◆ **取り組む課題**
抽出テキストを読み、次の問いに答えよ。
(a) リモート監視イベントログトラップ情報の収集は、どのOSに限られるか。
(b) ログ情報は、前回取得分に対してどのような単位と範囲で収集されるか。
(c) リモート監視ログ情報は、リモートの監視対象ホスト上の何から収集されるか。

◆ **抽出テキスト**
+ + + + +

JP1/Integrated Management - Manager 導入・設計ガイド
IM構成管理では,リモートの監視対象ホストから次に示すリモート監視のログ情報を収集できます。
- リモート監視ログファイルトラップ情報
- リモート監視イベントログトラップ情報(Windows限定)
なお,ログ情報は,前回取得分との差分だけを行単位で収集します。
- <この項の構成>
- (1) ログ情報を収集する仕組み
- (2) 収集できるログ情報とリモート監視の接続方法
- (3) 監視できるログ情報
- (4) ログ情報の監視間隔
- (5) 事前フィルター
- (6) 発生元ホストのマッピング
(1) ログ情報を収集する仕組み
リモート監視の認証管理およびリモート監視ログファイルトラップの機能が,IM構成管理の各機能およびJP1/Baseのログファイルトラップと連携して,リモートの監視対象ホスト上のSSH,WMI,NetBIOSからリモート監視ログ情報を収集します。

+ + + + +

◆ **提供データ**
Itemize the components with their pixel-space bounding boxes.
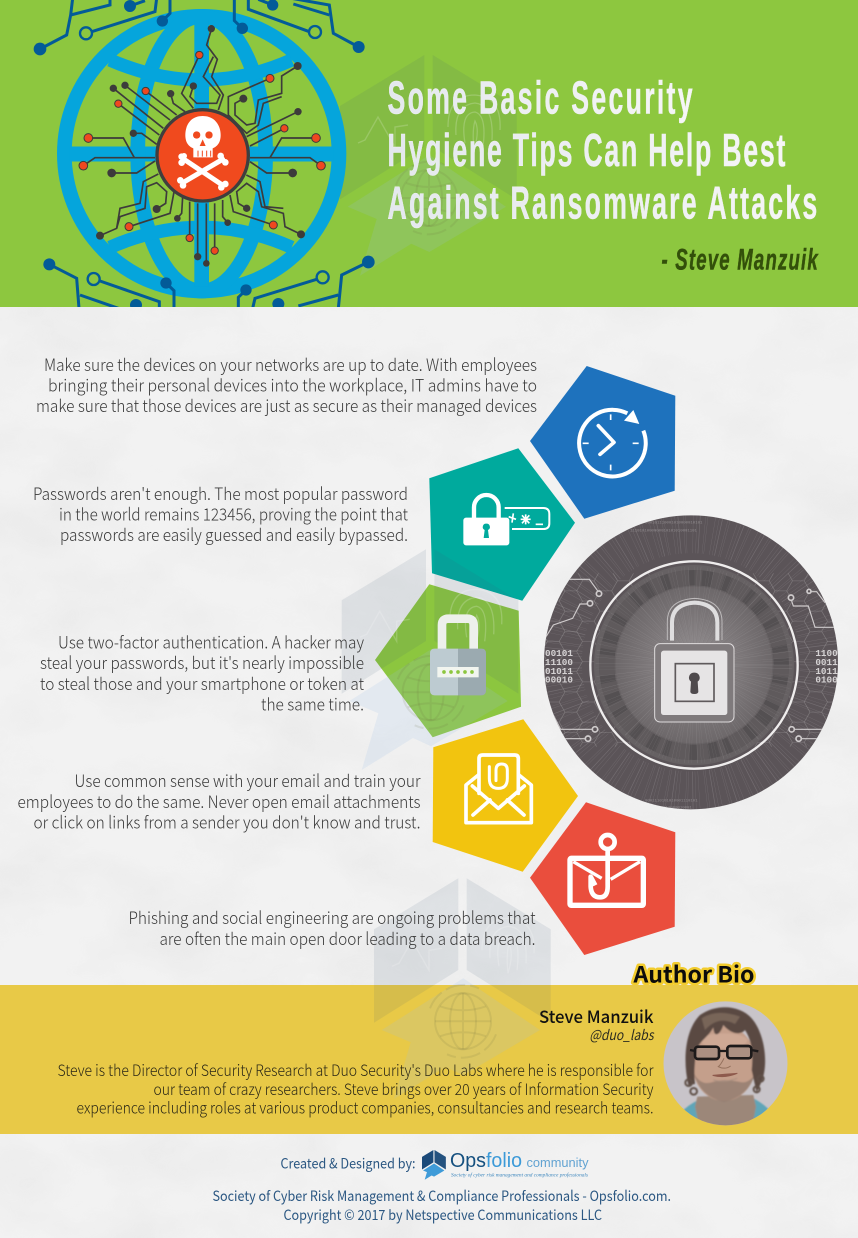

+ + + + +

◆ **完成した解答**
(a) Windowsに限られる。
(b) 前回取得分との差分だけが、行単位で収集される。
(c) SSH、WMI、NetBIOSから収集される。